-- start Material provided --
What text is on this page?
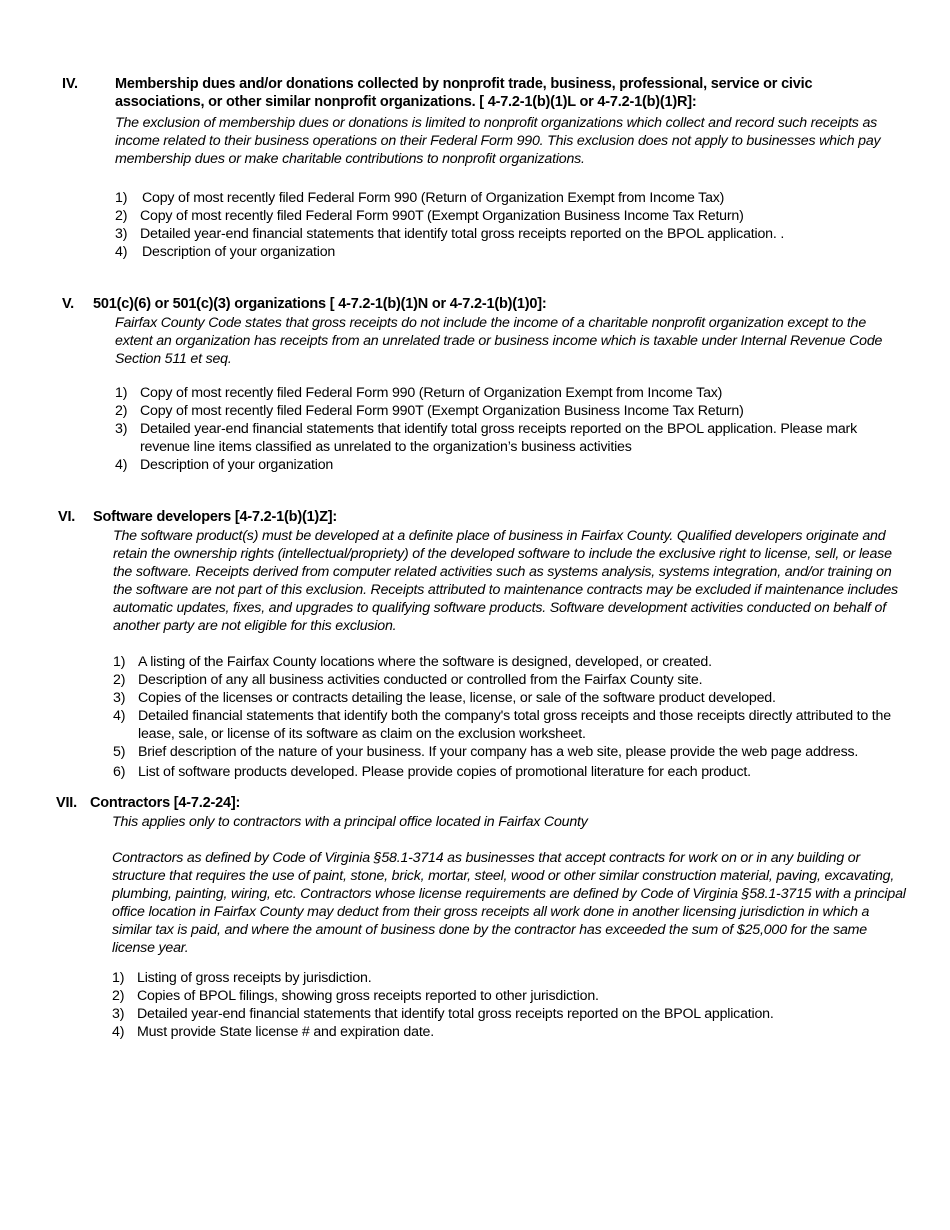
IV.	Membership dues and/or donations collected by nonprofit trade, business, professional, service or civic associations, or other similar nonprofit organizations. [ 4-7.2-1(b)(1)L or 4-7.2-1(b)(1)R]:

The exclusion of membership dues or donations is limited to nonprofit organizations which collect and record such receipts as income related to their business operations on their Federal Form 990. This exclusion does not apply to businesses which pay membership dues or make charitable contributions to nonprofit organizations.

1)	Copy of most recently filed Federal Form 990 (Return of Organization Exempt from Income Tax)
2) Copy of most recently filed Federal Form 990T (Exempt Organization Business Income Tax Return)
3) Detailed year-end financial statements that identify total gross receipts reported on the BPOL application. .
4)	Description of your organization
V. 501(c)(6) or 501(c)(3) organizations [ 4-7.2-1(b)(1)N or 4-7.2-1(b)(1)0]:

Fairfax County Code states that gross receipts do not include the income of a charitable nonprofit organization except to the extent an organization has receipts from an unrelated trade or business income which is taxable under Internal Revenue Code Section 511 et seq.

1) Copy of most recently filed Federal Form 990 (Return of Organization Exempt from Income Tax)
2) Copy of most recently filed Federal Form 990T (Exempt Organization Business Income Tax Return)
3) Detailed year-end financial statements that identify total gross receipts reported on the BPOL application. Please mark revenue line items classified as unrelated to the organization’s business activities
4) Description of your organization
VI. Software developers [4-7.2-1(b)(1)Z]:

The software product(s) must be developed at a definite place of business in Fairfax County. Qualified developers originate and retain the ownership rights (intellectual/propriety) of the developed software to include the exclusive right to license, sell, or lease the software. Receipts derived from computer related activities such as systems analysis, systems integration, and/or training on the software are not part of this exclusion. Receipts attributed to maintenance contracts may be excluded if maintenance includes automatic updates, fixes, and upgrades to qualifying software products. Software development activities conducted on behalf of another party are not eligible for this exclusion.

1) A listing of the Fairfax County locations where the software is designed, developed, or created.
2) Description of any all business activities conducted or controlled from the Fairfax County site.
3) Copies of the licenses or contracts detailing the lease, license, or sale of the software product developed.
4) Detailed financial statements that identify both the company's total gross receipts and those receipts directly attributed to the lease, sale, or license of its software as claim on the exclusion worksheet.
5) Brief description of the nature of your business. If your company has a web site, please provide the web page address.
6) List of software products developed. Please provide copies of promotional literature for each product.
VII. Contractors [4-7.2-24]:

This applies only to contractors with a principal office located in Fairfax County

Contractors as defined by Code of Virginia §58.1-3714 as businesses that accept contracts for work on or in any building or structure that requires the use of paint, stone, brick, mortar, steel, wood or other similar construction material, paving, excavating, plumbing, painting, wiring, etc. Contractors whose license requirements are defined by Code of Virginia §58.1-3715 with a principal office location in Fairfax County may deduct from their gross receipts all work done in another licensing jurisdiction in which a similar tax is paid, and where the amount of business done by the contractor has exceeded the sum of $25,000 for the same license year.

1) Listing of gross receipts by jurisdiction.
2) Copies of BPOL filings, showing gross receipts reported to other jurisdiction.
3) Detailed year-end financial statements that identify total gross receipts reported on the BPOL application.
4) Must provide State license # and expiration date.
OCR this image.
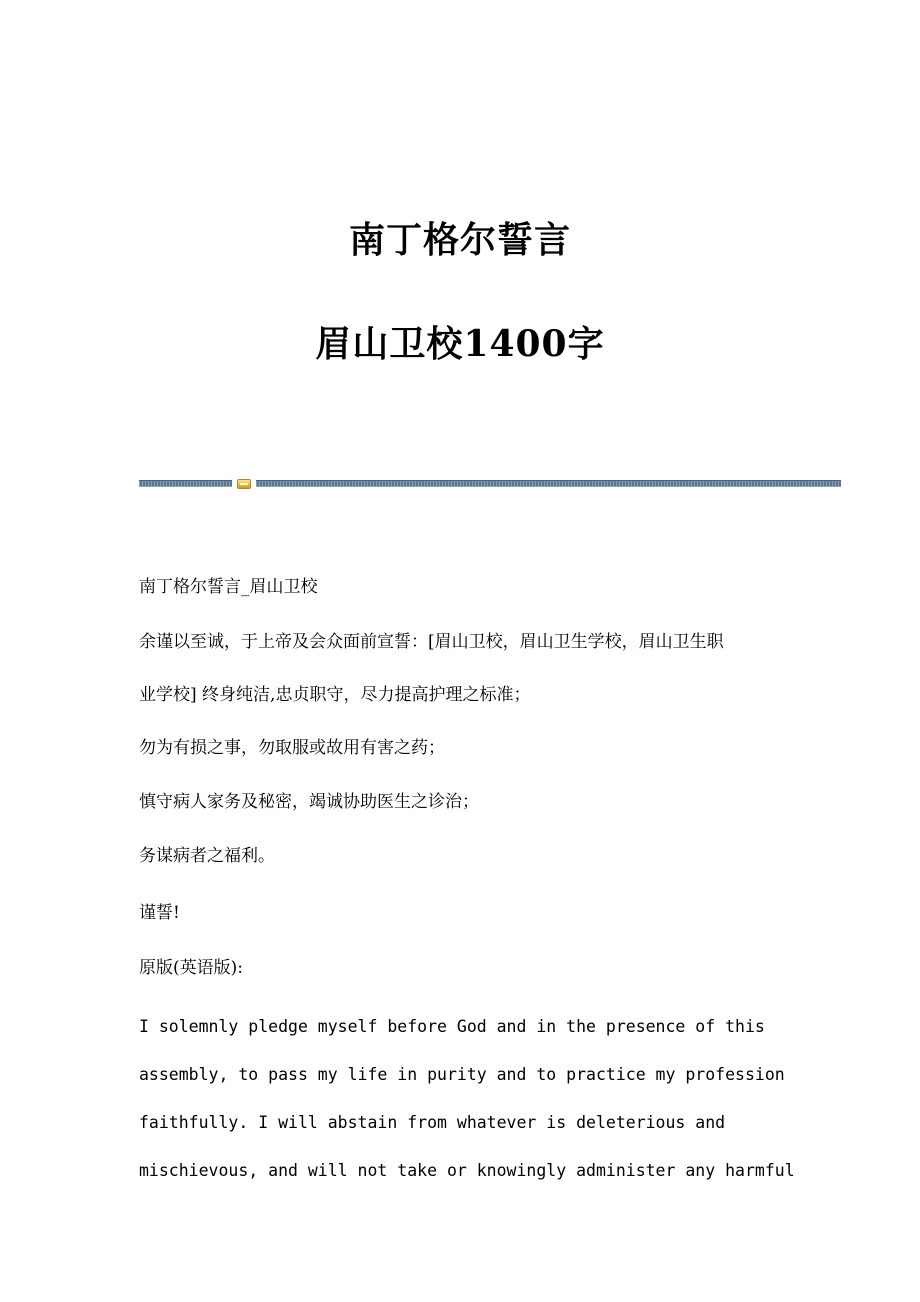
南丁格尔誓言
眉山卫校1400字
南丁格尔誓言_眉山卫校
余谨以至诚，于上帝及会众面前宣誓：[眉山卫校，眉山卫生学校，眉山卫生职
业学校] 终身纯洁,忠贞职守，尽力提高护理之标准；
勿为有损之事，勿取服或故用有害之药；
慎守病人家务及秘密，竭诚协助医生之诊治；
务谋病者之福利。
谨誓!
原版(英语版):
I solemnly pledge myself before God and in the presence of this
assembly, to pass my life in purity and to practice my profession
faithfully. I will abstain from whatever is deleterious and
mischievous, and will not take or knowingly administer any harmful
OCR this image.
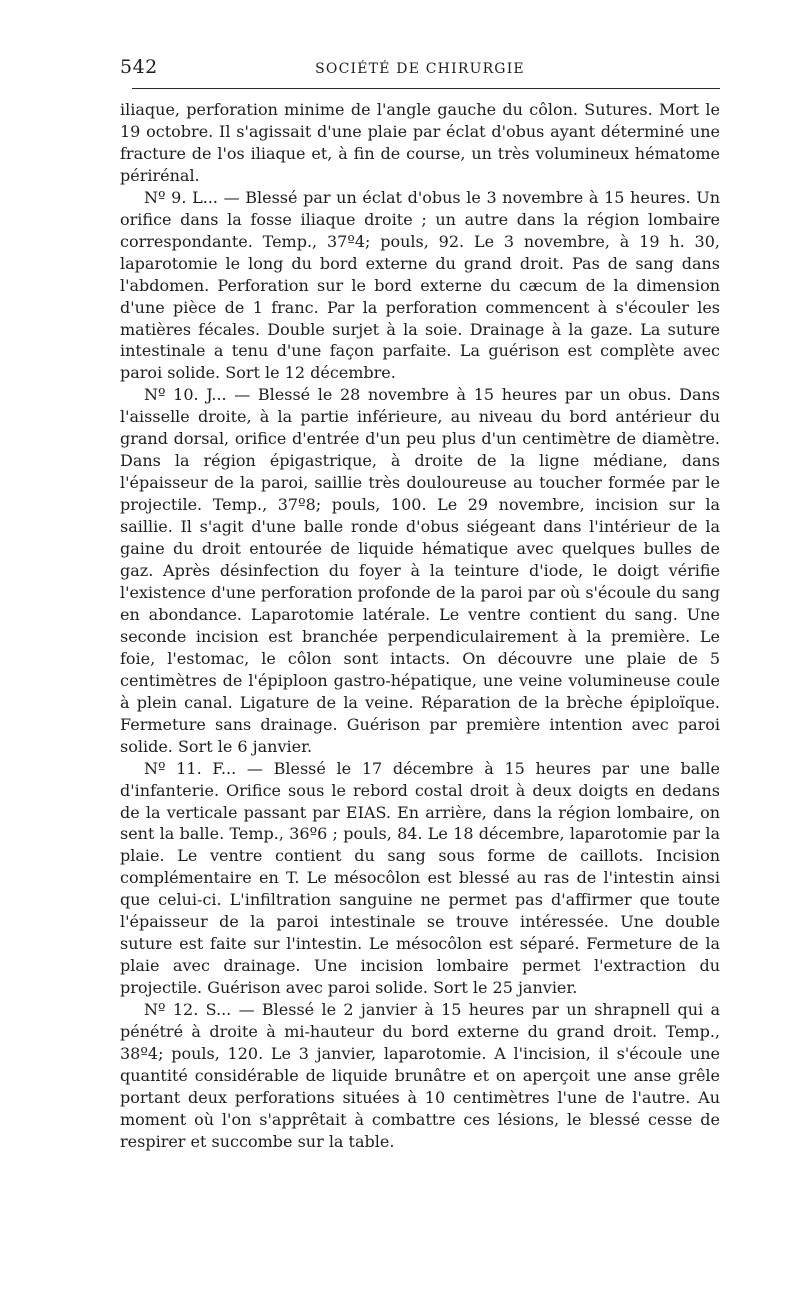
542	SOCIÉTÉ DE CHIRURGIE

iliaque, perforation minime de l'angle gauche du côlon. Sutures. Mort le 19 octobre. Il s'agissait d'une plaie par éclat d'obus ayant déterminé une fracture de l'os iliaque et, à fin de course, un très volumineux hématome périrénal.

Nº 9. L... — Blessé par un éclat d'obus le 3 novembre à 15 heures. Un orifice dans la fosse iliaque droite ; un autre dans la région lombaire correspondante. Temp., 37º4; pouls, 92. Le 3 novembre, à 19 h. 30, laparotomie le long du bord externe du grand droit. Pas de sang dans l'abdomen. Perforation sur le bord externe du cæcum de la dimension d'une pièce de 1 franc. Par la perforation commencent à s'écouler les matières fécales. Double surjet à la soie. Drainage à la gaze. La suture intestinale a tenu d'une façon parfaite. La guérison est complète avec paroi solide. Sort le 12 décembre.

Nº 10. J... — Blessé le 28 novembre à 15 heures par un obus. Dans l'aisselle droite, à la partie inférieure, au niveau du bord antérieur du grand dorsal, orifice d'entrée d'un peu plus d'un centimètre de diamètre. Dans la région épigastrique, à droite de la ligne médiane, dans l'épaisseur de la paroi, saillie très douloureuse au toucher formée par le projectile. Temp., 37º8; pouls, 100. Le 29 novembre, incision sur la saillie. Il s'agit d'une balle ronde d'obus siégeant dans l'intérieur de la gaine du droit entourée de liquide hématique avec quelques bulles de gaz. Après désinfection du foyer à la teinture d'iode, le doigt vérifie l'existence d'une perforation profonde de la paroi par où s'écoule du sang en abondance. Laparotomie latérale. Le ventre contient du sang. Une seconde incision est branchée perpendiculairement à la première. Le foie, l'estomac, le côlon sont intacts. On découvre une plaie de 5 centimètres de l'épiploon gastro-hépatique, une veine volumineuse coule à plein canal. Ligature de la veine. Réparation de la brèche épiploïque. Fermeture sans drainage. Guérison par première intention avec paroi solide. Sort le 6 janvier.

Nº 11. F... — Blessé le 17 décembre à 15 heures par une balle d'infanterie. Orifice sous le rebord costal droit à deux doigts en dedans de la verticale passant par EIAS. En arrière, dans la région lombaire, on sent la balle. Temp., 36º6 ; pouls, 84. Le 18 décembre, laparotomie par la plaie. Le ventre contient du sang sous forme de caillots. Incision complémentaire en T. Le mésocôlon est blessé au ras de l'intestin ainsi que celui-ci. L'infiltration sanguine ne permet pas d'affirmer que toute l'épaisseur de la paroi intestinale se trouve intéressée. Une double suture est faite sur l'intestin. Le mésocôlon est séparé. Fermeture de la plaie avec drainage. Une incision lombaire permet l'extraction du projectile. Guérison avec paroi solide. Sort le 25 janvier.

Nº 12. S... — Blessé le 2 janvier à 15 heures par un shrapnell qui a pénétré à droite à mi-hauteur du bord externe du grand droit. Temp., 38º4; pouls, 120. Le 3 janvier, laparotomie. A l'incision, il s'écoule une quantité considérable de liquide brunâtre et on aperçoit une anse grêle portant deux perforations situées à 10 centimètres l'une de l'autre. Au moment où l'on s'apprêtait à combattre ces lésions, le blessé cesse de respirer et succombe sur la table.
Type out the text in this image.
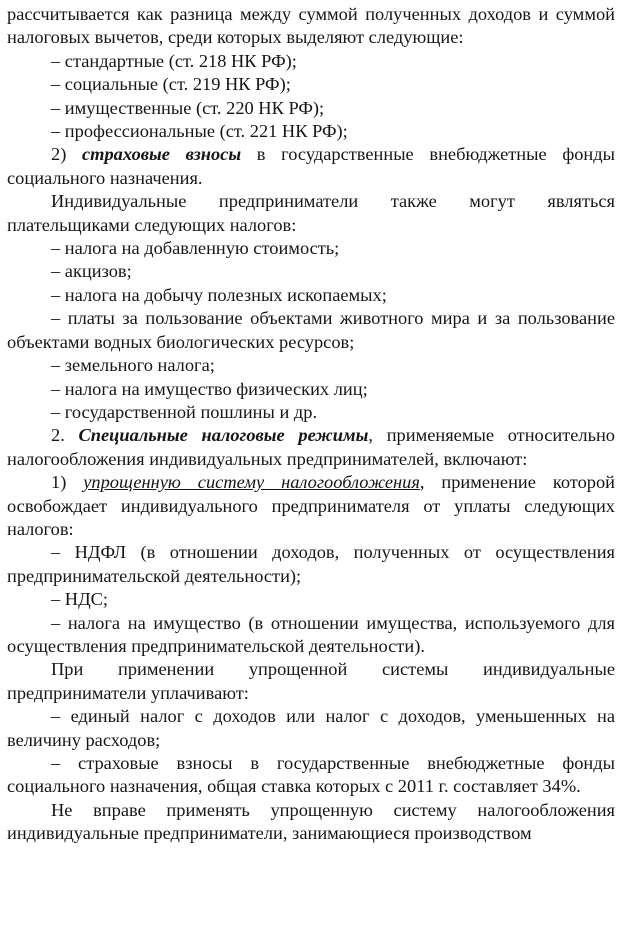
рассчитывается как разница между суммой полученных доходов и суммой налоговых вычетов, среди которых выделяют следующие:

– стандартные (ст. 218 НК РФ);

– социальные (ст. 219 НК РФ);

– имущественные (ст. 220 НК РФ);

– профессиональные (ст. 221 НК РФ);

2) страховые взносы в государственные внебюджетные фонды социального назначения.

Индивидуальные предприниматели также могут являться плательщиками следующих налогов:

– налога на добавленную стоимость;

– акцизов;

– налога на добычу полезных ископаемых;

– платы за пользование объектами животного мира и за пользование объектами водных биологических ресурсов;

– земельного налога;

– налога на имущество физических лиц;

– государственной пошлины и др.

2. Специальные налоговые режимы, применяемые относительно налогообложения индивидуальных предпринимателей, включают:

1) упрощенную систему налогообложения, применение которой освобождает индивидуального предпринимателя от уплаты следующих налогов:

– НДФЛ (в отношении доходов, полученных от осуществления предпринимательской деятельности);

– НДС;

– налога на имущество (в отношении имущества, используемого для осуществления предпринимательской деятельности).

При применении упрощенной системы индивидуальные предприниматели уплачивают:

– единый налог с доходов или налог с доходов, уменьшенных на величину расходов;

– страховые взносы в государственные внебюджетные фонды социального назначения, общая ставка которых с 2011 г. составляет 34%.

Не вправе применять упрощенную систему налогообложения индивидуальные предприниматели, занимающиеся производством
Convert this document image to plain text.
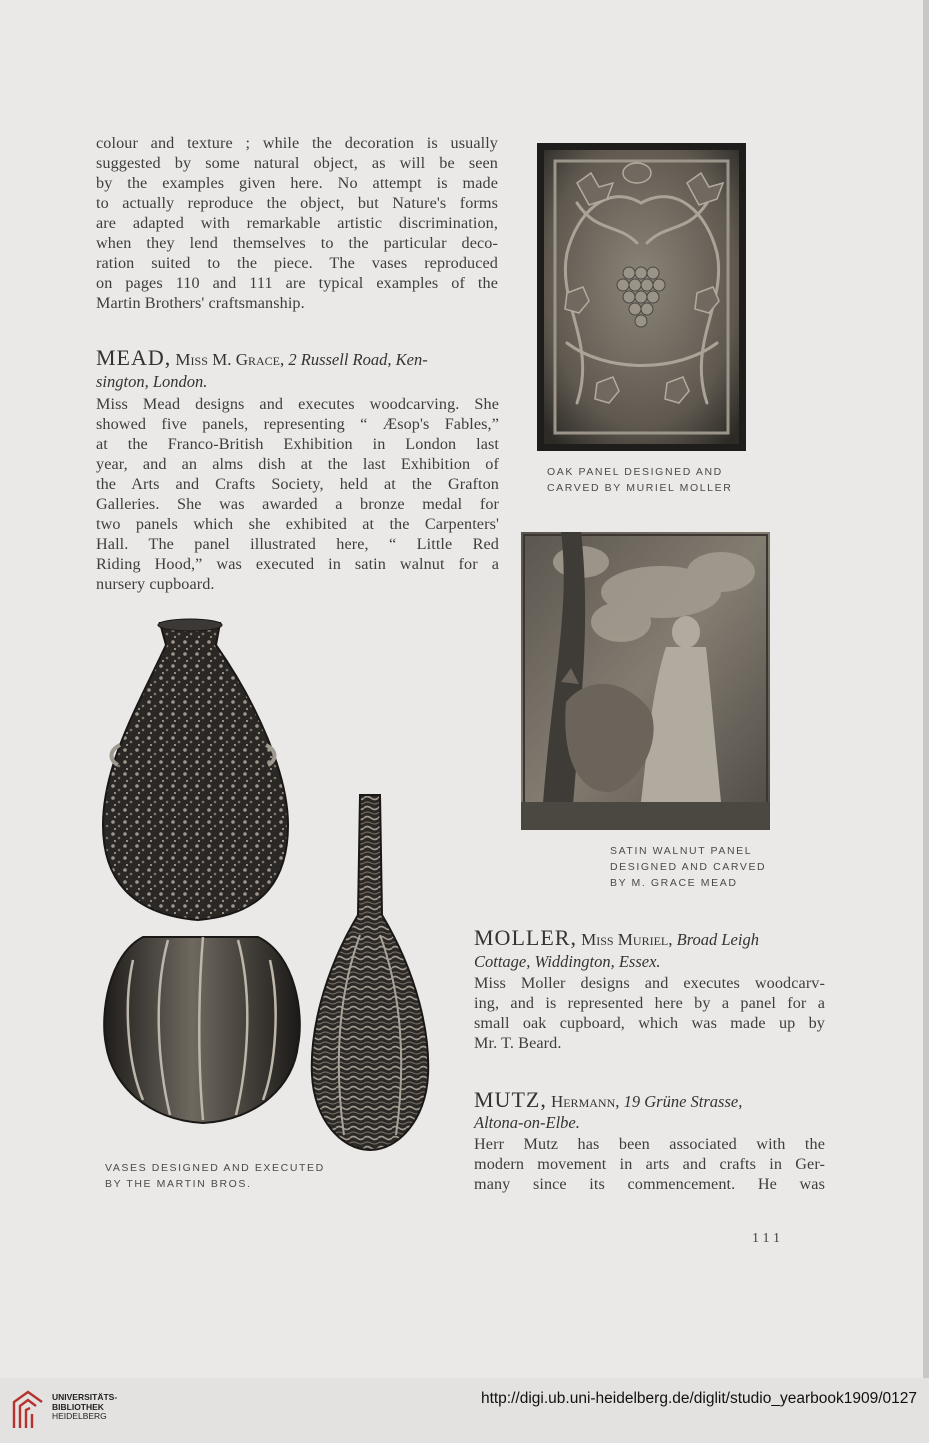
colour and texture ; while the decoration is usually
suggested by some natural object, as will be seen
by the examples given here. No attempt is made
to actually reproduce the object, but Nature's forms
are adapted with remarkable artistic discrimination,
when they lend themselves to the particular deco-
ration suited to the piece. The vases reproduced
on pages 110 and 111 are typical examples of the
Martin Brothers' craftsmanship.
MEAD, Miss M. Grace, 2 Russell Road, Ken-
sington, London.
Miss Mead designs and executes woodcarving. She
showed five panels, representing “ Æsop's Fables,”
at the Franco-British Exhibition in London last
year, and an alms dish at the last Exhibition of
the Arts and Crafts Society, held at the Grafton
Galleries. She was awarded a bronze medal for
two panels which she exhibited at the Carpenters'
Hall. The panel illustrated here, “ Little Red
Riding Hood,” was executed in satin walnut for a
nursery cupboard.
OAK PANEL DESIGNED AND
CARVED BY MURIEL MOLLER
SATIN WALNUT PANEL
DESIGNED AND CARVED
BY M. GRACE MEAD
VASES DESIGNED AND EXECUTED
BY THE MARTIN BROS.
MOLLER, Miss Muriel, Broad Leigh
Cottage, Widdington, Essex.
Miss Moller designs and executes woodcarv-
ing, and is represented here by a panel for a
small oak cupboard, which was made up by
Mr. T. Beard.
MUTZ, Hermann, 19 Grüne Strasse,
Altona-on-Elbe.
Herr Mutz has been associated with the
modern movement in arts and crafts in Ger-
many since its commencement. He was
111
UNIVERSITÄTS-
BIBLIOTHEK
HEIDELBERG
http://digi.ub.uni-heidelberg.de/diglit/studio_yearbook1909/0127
-- end Material provided --
■ Given request ■
All lines that include "Federal" are to be gathered and copied.

■ Result of the task ■
The exclusion of membership dues or donations is limited to nonprofit organizations which collect and record such receipts as income related to their business operations on their Federal Form 990. This exclusion does not apply to businesses which pay membership dues or make charitable contributions to nonprofit organizations.
1)	Copy of most recently filed Federal Form 990 (Return of Organization Exempt from Income Tax)
2) Copy of most recently filed Federal Form 990T (Exempt Organization Business Income Tax Return)
1) Copy of most recently filed Federal Form 990 (Return of Organization Exempt from Income Tax)
2) Copy of most recently filed Federal Form 990T (Exempt Organization Business Income Tax Return)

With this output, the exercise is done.